## [Exercise requirements]
Filter the lines below, copying only those with the string "true".

Stored entries
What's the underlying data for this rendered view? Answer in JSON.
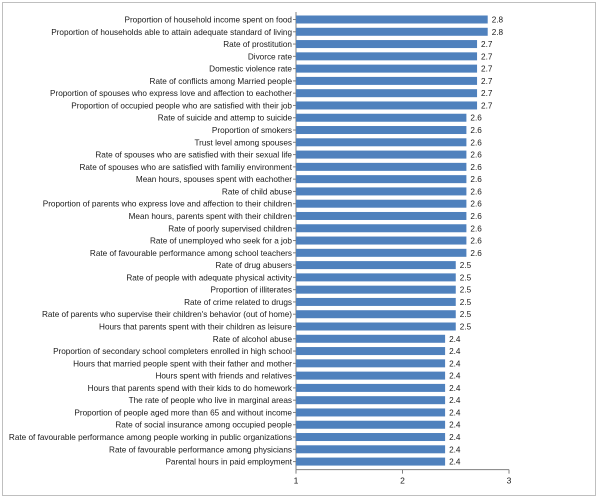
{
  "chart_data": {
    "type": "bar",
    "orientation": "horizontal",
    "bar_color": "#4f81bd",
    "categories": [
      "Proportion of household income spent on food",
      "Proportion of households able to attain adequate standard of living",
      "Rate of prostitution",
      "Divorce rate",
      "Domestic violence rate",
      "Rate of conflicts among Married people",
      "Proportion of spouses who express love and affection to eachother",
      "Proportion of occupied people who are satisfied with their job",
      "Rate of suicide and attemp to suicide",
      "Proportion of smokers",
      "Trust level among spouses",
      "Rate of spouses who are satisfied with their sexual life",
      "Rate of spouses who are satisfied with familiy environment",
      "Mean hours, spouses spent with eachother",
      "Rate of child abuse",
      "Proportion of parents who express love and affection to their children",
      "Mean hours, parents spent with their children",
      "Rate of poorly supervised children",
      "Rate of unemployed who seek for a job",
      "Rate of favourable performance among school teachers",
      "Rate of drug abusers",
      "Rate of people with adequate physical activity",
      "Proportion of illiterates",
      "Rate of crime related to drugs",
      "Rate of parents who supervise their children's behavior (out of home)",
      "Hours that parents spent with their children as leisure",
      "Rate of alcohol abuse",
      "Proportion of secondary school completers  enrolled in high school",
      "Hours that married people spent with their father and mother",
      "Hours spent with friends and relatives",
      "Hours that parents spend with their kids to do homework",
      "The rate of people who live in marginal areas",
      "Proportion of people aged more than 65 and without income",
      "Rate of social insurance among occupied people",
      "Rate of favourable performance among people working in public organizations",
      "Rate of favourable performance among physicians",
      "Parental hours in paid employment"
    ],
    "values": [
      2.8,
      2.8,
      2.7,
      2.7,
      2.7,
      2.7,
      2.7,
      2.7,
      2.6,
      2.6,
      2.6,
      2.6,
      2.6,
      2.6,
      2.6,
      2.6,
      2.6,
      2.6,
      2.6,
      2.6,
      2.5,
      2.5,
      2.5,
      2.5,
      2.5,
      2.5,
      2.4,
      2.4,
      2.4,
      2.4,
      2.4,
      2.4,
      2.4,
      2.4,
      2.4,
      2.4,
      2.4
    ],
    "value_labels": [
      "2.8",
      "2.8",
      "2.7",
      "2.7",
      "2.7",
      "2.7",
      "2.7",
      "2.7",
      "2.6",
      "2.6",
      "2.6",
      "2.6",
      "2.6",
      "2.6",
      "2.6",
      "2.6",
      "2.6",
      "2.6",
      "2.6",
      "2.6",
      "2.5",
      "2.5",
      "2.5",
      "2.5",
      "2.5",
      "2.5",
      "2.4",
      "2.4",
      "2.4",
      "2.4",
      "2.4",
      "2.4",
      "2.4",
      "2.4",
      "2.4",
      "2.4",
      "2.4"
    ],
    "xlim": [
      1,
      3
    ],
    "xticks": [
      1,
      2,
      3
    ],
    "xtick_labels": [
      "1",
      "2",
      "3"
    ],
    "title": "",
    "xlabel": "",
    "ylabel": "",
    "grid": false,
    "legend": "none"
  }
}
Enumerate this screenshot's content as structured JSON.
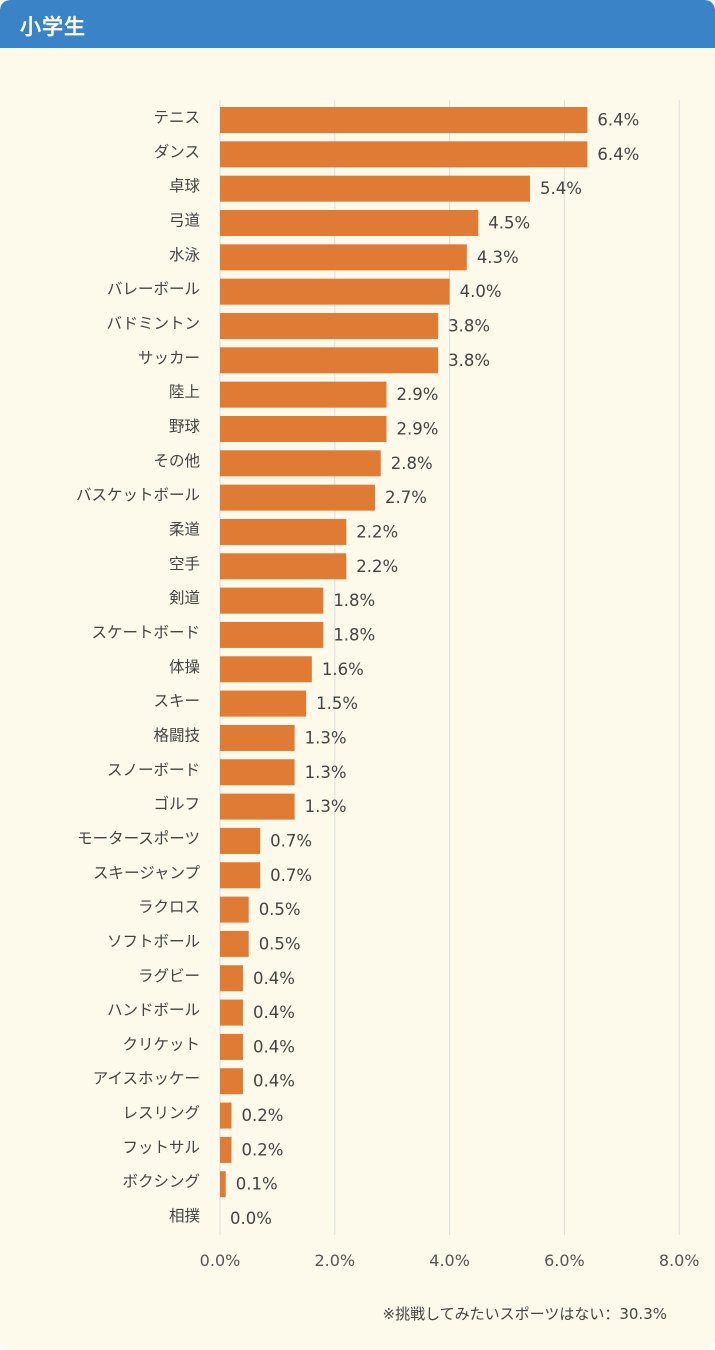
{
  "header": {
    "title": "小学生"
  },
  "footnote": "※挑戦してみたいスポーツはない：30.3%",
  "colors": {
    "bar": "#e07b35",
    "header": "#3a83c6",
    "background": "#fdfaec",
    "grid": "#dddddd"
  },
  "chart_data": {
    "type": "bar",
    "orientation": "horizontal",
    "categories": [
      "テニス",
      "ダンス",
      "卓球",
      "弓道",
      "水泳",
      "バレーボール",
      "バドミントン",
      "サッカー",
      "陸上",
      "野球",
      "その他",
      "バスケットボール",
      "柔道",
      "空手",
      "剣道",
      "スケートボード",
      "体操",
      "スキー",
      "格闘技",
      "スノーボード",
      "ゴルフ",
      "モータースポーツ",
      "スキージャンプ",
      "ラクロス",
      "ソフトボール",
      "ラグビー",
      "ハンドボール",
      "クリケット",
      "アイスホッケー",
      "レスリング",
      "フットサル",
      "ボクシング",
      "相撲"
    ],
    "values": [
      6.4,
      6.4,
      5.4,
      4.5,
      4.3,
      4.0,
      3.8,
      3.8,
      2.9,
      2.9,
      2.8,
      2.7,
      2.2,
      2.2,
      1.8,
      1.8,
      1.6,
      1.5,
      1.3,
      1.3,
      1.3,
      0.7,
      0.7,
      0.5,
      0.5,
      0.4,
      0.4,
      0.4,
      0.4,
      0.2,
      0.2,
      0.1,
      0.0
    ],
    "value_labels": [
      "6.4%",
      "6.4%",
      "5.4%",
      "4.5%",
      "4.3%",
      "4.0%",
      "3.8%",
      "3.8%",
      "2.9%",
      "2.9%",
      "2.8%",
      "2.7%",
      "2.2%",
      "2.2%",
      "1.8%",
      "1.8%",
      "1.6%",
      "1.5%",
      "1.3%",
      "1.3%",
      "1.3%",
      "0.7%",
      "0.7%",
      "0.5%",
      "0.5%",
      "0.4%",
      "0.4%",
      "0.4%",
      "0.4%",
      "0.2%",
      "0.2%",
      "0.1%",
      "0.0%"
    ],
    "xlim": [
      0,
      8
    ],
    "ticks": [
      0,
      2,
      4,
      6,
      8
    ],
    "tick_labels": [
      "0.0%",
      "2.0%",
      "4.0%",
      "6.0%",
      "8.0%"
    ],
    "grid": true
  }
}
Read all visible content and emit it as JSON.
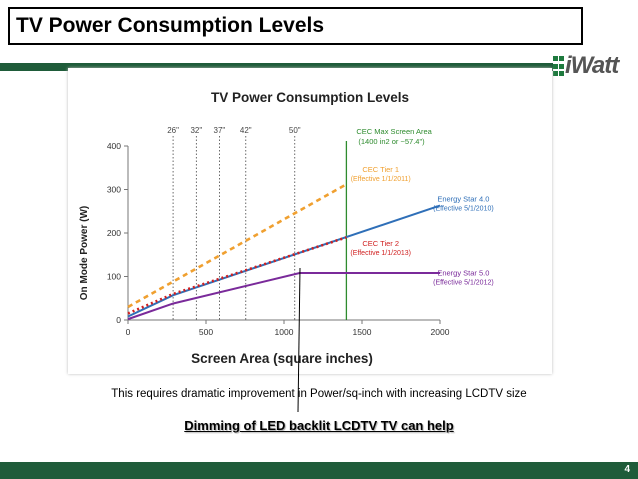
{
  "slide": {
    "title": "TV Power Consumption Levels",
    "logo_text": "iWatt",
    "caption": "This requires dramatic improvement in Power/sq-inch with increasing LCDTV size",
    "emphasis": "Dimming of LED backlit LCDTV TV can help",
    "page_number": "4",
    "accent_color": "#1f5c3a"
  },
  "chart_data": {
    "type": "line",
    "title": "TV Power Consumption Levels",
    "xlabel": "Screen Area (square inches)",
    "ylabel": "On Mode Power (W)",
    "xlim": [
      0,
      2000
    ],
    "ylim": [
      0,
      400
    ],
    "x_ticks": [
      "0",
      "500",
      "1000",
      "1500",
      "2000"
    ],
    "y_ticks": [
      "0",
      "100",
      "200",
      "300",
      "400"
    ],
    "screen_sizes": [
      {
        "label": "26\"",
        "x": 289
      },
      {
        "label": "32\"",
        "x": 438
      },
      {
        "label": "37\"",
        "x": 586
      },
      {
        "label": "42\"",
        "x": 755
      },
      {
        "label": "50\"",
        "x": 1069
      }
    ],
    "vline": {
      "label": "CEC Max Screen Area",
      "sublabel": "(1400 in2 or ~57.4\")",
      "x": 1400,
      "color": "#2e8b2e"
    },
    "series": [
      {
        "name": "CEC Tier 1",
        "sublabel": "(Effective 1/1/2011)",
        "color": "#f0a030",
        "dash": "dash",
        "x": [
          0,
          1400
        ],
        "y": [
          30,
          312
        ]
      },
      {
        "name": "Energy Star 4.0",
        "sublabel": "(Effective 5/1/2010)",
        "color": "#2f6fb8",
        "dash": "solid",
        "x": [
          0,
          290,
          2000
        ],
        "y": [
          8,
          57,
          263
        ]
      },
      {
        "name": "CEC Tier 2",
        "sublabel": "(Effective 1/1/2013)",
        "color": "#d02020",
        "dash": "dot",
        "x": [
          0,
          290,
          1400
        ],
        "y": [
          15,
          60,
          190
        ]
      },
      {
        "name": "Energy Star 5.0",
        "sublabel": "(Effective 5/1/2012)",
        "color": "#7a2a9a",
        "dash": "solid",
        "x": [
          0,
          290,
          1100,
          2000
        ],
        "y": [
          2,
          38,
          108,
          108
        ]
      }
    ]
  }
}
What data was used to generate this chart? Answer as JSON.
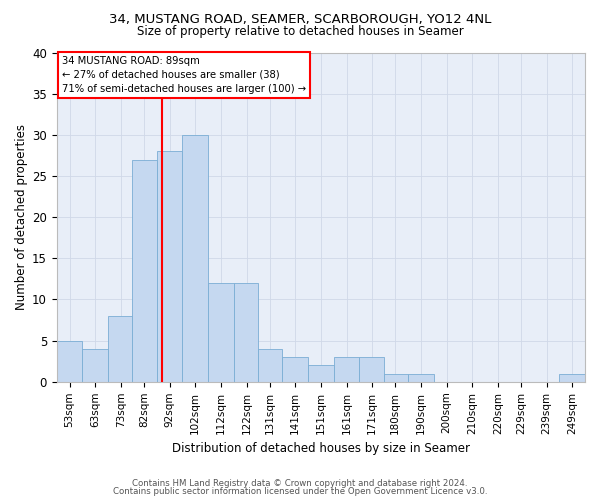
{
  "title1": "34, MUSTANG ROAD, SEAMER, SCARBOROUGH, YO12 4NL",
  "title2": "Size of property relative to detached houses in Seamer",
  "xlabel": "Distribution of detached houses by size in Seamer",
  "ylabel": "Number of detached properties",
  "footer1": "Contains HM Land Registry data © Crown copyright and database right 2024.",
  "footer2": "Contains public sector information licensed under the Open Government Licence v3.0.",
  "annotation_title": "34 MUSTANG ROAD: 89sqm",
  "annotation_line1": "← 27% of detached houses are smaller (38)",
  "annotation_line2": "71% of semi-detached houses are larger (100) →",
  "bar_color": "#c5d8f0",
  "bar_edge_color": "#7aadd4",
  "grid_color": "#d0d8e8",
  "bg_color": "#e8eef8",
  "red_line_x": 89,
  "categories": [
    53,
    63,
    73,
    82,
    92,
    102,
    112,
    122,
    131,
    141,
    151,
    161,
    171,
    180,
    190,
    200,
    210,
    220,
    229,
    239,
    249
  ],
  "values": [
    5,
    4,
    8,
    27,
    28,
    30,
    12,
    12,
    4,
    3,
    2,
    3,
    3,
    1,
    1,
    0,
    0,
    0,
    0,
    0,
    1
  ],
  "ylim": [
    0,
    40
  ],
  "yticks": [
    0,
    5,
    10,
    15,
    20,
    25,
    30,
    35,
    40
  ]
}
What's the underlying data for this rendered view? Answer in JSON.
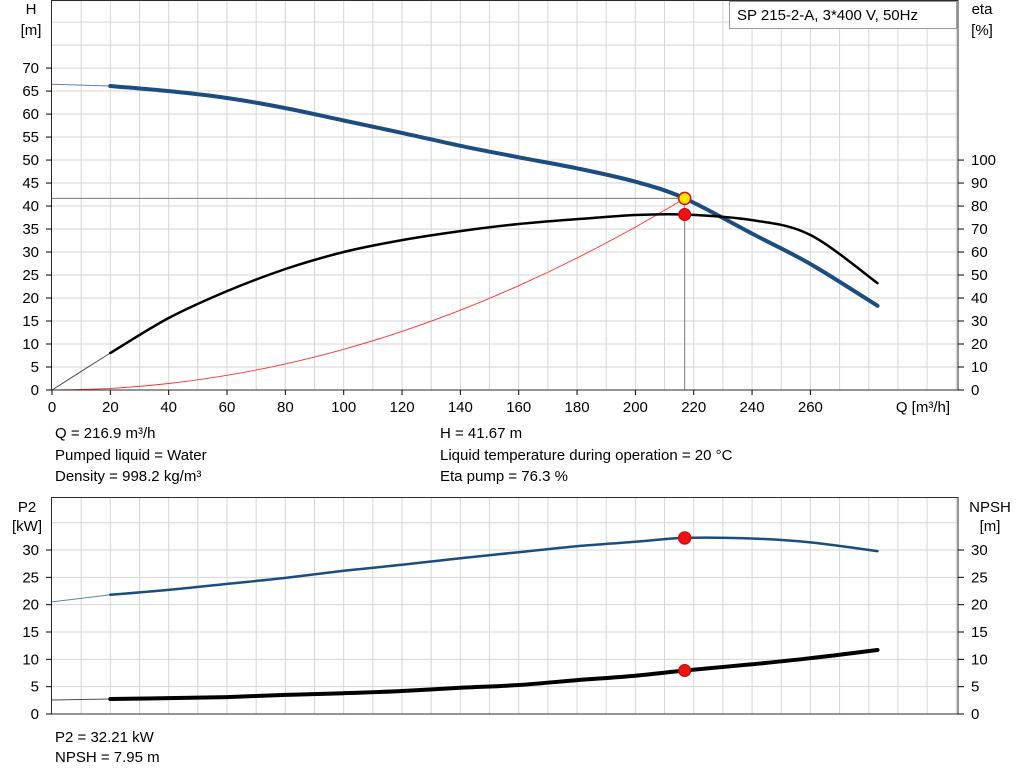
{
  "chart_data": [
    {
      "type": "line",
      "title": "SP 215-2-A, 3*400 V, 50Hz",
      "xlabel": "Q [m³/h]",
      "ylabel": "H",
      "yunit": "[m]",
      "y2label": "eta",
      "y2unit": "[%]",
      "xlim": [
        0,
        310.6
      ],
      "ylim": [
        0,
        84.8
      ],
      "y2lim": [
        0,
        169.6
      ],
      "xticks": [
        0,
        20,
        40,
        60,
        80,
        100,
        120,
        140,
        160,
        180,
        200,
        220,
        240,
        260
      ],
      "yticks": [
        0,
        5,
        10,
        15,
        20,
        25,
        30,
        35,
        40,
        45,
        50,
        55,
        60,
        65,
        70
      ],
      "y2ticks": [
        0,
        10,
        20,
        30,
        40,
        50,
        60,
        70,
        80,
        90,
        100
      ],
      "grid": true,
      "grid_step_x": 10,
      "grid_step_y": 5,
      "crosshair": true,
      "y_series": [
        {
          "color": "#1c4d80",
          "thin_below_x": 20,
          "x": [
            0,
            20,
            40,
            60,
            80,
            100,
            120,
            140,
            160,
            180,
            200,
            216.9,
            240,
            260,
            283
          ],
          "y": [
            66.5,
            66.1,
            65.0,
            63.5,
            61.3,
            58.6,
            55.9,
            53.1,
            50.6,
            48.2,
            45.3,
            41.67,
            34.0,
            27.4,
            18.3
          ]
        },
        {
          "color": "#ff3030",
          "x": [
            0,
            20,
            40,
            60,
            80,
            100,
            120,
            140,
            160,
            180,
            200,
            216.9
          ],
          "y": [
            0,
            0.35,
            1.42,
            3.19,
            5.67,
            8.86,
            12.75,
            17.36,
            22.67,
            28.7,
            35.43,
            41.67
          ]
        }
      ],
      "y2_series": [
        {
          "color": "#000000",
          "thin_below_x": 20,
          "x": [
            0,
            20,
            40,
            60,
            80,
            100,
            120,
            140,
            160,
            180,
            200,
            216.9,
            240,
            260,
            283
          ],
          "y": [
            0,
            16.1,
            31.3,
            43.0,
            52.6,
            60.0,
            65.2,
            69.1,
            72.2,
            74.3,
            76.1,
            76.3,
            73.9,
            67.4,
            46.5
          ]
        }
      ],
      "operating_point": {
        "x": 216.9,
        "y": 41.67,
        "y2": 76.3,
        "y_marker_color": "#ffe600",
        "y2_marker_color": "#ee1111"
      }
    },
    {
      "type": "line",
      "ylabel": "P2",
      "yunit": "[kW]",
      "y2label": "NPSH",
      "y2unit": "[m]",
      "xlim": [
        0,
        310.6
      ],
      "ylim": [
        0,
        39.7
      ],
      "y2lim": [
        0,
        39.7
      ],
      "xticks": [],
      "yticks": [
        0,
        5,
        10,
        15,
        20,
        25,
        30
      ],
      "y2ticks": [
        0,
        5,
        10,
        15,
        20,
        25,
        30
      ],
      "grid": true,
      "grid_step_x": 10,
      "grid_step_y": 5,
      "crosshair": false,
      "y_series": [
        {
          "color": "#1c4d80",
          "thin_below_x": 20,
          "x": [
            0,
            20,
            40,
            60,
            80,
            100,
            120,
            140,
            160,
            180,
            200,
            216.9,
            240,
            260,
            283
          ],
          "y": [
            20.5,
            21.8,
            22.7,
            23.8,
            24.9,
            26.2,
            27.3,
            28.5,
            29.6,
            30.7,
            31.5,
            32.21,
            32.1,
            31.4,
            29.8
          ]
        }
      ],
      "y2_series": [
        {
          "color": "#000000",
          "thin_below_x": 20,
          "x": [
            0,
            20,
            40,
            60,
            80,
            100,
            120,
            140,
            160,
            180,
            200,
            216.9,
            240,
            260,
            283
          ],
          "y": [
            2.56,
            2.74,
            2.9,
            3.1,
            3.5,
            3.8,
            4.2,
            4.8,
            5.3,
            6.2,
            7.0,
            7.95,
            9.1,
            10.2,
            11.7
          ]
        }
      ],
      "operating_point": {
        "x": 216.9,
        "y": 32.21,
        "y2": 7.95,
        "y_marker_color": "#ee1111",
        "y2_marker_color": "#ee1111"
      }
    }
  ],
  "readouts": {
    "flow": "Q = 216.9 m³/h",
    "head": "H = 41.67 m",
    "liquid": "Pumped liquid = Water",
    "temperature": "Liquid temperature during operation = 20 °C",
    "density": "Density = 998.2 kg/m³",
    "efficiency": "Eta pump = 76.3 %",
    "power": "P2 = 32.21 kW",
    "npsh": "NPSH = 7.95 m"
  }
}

## [Output of the exercise]
    "grid": true
      "grid": true,
      "crosshair": true,
      "grid": true,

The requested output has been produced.